To be done - Return all lines in the material below that contain "true".

Input rows -
>> Begin

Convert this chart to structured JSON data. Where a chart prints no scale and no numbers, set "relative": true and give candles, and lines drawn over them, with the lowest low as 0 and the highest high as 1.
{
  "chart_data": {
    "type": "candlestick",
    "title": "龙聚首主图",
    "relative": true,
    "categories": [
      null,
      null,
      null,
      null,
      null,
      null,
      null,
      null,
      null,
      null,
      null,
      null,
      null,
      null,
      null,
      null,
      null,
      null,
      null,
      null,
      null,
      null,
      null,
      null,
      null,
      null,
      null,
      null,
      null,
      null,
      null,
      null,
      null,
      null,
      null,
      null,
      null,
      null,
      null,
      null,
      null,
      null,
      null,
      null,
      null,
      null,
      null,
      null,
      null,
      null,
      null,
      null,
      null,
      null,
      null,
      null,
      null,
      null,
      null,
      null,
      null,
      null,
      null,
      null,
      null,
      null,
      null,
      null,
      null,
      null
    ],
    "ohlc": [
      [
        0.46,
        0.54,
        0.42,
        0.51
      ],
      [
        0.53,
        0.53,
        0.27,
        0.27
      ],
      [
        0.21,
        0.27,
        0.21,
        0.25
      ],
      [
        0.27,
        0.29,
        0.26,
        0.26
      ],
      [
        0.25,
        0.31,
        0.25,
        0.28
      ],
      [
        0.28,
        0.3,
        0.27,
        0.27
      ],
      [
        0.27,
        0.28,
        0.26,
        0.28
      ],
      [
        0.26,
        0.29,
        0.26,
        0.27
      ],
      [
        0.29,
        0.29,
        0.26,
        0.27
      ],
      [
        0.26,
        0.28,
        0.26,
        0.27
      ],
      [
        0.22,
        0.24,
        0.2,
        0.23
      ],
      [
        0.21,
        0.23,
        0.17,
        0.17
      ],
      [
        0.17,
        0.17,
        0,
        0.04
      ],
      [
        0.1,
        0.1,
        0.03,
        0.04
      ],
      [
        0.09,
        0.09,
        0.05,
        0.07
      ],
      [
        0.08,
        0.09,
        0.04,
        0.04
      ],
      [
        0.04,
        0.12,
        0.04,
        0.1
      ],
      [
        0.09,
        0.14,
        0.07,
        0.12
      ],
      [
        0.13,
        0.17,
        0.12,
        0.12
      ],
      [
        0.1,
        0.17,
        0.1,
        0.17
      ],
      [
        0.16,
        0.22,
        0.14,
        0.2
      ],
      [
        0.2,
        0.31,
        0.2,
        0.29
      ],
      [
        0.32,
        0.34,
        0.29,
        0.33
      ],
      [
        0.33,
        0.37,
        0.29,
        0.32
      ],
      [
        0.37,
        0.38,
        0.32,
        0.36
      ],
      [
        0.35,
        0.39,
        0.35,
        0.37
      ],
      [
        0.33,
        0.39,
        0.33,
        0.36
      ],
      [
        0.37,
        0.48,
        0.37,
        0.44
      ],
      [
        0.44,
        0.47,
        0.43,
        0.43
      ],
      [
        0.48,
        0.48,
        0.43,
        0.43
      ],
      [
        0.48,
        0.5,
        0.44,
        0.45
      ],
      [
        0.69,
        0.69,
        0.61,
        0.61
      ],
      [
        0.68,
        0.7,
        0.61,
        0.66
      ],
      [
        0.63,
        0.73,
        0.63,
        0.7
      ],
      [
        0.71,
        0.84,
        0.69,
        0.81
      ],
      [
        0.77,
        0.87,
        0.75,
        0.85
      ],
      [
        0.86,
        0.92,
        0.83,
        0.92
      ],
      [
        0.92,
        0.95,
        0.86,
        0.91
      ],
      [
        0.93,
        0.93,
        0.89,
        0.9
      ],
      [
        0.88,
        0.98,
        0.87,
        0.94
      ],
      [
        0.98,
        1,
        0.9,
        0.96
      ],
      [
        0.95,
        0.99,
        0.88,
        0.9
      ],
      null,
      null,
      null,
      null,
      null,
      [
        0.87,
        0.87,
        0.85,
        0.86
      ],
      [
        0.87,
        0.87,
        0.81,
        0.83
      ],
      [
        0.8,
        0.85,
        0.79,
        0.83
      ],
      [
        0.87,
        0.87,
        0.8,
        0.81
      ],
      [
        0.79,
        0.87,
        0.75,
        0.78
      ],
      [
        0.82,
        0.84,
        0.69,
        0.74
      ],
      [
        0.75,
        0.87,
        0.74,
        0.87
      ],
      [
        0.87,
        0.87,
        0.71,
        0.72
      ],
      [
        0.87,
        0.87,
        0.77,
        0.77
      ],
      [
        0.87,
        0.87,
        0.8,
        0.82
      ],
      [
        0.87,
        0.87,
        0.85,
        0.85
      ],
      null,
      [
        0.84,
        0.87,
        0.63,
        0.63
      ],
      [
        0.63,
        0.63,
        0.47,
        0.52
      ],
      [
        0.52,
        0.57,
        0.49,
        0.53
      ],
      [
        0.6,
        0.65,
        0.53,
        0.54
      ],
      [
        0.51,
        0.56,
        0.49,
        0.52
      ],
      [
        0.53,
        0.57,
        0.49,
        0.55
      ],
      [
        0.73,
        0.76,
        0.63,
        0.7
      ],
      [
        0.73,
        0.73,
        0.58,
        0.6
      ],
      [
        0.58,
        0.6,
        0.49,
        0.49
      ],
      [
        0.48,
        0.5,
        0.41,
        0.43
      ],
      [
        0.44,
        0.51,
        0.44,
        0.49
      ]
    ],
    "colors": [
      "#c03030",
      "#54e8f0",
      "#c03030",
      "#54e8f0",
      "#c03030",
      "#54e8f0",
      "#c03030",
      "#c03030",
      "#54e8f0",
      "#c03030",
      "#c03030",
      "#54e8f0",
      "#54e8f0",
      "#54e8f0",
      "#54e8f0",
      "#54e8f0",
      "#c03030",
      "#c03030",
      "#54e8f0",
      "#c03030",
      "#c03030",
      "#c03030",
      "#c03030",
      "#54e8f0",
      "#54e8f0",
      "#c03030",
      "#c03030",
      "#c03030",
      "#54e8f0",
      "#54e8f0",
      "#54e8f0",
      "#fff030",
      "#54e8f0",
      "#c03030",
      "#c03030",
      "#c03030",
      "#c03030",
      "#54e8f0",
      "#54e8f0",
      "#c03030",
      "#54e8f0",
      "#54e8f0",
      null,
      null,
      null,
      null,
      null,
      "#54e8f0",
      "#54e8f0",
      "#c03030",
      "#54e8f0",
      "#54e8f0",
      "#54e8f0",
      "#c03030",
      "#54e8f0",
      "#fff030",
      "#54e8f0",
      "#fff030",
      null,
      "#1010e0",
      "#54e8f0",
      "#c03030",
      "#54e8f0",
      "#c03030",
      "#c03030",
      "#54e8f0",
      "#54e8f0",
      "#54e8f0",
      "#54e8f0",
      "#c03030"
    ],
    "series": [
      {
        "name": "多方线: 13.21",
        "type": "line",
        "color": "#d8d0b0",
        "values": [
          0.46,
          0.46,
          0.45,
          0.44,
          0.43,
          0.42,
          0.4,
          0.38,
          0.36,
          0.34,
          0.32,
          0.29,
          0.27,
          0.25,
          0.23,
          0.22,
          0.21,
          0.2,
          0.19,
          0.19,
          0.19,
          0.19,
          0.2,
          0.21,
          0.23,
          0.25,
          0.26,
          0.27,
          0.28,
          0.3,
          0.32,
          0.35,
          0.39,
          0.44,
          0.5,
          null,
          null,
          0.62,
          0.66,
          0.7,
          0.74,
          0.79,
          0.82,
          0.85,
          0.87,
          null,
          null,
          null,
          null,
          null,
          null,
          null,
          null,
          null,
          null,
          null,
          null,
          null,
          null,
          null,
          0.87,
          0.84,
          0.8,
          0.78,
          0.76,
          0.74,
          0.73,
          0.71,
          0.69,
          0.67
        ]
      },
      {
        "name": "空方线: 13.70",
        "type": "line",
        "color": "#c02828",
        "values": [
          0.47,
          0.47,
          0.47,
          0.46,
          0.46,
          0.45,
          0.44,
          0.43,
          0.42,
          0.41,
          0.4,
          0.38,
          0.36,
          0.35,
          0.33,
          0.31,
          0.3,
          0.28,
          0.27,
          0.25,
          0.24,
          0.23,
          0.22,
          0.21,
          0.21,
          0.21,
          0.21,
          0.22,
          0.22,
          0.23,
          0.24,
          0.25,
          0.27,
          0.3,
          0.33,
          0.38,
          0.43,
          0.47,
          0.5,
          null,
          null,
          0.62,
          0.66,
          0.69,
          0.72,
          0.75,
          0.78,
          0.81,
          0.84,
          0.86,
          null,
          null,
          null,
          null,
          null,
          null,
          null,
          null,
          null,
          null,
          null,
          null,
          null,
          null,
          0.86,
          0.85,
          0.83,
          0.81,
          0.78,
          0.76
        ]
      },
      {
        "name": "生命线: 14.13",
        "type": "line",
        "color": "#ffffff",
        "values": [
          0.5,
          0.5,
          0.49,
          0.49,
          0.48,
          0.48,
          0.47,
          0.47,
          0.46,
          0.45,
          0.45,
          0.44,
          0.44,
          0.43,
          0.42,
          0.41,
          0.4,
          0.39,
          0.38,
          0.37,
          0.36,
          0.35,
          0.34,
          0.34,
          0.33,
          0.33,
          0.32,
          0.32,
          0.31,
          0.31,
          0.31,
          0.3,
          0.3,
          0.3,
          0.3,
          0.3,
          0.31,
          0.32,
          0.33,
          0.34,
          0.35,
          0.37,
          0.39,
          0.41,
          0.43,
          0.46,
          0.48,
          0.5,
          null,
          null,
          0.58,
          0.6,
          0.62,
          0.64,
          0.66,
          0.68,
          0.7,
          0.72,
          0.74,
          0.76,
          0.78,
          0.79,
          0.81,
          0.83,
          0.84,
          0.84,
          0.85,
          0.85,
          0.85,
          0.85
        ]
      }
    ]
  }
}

>> End

Reply to the exercise -
Convert this chart to structured JSON data. Where a chart prints no scale and no numbers, set "relative": true and give candles, and lines drawn over them, with the lowest low as 0 and the highest high as 1.
    "relative": true,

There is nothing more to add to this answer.